_TEXTE FOURNI_
--------------------------------

Tu causes, tu causes, c’est tout ce que tu sais faire.

Quelle semaine, quelle fin d’année, mes aïeux!

Pas plus tard que mardi, je découvrai que mon jantil voisin du dessus, un quinqua d’obédience kabyle (comme tout l’immeuble – une véritable enclave igawawen, if you ask me), n’était pas danseuse exotique comme je me l’étais toujours plu à imaginer. Ce n’est pas que l’individu, un brin bonhomme et dégarni (qui plus est cycliste), me fasse fantasmer en quoi que ce soit ; non, c’est juste que mon quartier ayant conservé ce feel rétro que ne renierait aucune blogueuse mode, n’était son ancrage un peu trop treizièmiste, ce feel rétro, donc, m’a souvent renvoyée à mes lectures lycéennes quand on avait Raymond Queneau au Bac (Les Fleurs Bleues). J’avais lu Zazie dans le métro pour prolonger le plaisir et le tonton Gabriel, parfumé en Barbouze de chez Fior, y était danseuse exotique dans un cabaret pour “hormosessuels” (Oulipo + société encore un brin réac = that’s a bingo).

J’aimais cette idée : mon voisin rentrant tous les soirs à 2h du matin en moyenne, pour sauter dans sa douche (l’immeuble aussi a ce “feel rétro” 70s qui implique zéro isolation sonore), c’était une évidence. Pourquoi sauter dans la douche si ce n’est pour se défaire de la sueur mêlée aux paillettes et au maquillage d’une soirée de danse décadente et déhanchée, hmm? Je l’imaginais, jetant négligemment son truc en plume et son casque de vélo sur son canapé, allant se dévisser une bouteille d’Orangina ou de Canada Dry, pour se désaltérer après une soirée épuisante, en ouvrant machinalement les robinets de sa douche, dans une démarche pas du tout écolo-XXIe siècle, et vient ce qui suit.

--------------------------------

_DONNÉES FOURNIES_
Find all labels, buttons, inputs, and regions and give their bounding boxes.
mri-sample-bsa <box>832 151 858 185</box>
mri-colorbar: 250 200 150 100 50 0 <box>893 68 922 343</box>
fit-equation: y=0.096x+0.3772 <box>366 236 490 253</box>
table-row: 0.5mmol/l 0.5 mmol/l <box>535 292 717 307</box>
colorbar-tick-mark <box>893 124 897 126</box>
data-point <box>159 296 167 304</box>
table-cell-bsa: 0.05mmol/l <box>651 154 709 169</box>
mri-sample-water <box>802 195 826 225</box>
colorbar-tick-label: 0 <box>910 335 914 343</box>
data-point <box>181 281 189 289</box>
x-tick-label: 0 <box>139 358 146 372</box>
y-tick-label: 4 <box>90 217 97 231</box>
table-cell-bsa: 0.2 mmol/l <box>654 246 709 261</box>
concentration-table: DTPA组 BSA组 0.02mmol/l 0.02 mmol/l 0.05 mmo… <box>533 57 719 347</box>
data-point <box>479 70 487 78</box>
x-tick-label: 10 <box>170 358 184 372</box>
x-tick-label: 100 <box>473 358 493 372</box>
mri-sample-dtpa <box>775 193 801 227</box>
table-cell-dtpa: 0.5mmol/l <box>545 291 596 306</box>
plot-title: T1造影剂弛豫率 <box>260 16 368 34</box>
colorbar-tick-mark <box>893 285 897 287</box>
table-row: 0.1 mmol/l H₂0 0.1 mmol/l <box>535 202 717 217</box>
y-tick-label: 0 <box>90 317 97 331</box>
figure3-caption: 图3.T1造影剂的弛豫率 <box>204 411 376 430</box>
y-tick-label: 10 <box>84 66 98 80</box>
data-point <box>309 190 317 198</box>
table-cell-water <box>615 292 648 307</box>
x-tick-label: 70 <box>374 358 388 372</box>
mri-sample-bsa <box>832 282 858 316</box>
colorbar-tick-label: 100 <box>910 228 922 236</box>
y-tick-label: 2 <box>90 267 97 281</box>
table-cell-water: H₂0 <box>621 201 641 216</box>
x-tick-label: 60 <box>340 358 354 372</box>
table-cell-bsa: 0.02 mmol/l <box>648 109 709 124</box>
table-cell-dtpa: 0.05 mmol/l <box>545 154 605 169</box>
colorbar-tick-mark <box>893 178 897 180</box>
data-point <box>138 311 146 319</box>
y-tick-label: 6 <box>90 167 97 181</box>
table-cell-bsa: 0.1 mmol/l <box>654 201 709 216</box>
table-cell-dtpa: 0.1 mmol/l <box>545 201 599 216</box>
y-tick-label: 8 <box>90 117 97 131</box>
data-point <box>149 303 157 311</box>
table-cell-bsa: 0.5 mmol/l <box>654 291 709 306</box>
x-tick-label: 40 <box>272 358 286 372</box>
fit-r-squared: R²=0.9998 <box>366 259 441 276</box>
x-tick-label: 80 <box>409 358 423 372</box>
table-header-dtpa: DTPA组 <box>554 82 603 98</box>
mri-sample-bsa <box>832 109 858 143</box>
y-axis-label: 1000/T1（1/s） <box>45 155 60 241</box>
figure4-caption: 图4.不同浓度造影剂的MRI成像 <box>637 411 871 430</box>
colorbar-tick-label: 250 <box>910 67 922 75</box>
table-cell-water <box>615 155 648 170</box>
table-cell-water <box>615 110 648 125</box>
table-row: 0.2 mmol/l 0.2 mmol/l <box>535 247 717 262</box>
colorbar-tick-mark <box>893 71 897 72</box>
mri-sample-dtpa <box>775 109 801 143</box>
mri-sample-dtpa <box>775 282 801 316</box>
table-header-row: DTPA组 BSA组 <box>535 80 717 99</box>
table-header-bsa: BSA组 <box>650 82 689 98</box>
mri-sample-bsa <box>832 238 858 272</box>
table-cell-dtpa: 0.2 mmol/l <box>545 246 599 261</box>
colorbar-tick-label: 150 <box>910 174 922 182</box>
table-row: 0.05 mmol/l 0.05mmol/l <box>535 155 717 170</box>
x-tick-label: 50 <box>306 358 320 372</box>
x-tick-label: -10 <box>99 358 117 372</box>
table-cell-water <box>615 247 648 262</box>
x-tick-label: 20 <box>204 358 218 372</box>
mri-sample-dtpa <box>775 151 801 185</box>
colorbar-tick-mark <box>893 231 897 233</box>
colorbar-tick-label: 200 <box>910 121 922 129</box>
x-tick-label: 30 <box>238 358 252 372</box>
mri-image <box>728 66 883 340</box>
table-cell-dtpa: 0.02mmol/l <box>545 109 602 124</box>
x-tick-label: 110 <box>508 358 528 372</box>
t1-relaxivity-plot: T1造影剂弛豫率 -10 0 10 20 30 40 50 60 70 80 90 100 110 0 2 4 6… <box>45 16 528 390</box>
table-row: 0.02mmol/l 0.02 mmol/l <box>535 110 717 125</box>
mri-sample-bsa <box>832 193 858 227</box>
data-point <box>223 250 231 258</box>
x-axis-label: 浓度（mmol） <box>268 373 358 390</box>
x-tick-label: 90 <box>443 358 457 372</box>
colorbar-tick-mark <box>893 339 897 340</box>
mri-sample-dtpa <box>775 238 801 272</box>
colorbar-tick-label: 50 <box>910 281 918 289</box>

--------------------------------

_CONSIGNES_
a. Dans le texte sur le voisin du dessus, reprenez le passage allant de « Pas plus tard » à « that’s a bingo). » en remplaçant « cycliste » par « coureur ».
b. Écrivez la suite du texte sur le voisin du dessus, en reprenant juste après sa dernière phrase.
Les données n'ont aucun lien avec le texte sur le voisin du dessus.

_RÉPONSES ATTENDUES_
a.
Pas plus tard que mardi, je découvrai que mon jantil voisin du dessus, un quinqua d’obédience kabyle (comme tout l’immeuble – une véritable enclave igawawen, if you ask me), n’était pas danseuse exotique comme je me l’étais toujours plu à imaginer. Ce n’est pas que l’individu, un brin bonhomme et dégarni (qui plus est coureur), me fasse fantasmer en quoi que ce soit ; non, c’est juste que mon quartier ayant conservé ce feel rétro que ne renierait aucune blogueuse mode, n’était son ancrage un peu trop treizièmiste, ce feel rétro, donc, m’a souvent renvoyée à mes lectures lycéennes quand on avait Raymond Queneau au Bac (Les Fleurs Bleues). J’avais lu Zazie dans le métro pour prolonger le plaisir et le tonton Gabriel, parfumé en Barbouze de chez Fior, y était danseuse exotique dans un cabaret pour “hormosessuels” (Oulipo + société encore un brin réac = that’s a bingo).

b.
Eh bien il s’avère que non, mon gentil voisin tient tout simplement l’une des tavernes de la Butte, une de celles qui servent du rhum arrangé le soir pour les étudiants, de la vieille gnôle en journée pour les habitués et, tout le temps, beaucoup de Grolsch. Kinda super ringard, surtout si on y ajoute cette prog’ musicale que n’auraient pas reniée les instances pensantes de MTV entre 1997 et 2002. Donc mon quartier muy typico, sorti tout droit de mes fantasmes de Raymond Queneau, était ramené à son être étant véritable de “quartier étudiant”, ergo un peu pas gégène. Pourtant, rien que d’écrire “MTV 1997-2002”, je viens d’en piger le potentiel meta et résolument avant-gardiste (surtout depuis ce bitching tumblr: http://rnb2love.tumblr.com/ – merci Mel 2 love). Est-ce qu’il savent et en sont conscients? Impossible. C’est beaucoup trop recherché pour ce quartier qui est et doit rester ringardos délibéré – chose que j’affectionne above all else, si vous me connaissez un peu (“débranché”, m’avait dit un patron de rade, une fois où on lui avait demandé s’ils faisaient des planches de fromage, et qu’il m’avait jeté un regard consterné voulant dire “hâché-frites ou va crever”).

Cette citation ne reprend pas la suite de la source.